◆ Given data ◆
+ + + + + + +

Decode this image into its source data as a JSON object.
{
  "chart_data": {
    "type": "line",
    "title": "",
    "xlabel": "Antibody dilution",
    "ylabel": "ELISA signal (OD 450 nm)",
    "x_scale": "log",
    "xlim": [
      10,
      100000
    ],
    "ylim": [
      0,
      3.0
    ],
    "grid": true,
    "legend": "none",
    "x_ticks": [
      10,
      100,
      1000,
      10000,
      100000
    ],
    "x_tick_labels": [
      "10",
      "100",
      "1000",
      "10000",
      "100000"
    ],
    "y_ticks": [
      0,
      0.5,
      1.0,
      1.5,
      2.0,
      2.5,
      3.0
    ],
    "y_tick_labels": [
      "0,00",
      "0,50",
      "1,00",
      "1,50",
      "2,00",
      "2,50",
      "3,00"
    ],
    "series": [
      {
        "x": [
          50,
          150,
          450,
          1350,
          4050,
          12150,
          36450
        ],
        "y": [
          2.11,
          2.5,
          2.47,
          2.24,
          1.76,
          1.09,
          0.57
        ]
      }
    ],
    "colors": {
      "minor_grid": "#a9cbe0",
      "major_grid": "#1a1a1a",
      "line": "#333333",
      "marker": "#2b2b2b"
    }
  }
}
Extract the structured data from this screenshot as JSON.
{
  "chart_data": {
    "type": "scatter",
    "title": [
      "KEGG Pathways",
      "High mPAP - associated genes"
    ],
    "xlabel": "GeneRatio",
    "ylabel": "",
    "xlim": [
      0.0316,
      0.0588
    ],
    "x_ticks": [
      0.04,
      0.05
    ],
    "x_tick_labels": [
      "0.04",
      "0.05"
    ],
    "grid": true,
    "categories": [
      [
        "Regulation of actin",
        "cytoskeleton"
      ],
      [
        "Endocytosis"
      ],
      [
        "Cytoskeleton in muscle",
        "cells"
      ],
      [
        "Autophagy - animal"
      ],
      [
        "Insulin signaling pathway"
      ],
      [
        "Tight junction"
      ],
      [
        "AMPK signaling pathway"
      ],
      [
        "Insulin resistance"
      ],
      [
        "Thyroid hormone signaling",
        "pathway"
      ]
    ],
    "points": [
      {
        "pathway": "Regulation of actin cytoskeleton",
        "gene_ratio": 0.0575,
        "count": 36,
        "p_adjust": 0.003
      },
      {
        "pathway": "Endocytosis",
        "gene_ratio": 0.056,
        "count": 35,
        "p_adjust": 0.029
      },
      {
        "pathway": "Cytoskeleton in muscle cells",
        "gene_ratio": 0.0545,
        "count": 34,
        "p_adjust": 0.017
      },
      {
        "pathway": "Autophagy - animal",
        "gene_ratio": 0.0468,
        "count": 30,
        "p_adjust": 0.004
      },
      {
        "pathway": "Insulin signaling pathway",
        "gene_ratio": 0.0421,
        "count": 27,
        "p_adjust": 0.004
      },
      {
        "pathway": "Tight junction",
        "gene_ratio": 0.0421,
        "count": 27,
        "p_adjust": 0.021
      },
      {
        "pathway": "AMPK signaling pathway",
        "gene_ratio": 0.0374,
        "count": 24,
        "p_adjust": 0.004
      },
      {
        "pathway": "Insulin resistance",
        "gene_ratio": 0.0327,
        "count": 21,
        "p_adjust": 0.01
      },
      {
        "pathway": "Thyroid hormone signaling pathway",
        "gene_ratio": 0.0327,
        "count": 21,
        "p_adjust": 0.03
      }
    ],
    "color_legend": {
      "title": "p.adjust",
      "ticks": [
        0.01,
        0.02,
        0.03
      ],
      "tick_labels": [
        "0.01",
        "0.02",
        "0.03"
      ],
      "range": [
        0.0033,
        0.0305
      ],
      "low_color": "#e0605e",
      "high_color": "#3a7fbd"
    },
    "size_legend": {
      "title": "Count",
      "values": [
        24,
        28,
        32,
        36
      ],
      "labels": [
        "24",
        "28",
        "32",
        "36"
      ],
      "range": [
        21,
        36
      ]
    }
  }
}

+ + + + + + +

◆ Task details ◆
Determine the number of lines in the records that include the string "Thyroid", and respond with that number only.

◆ Answer box ◆
2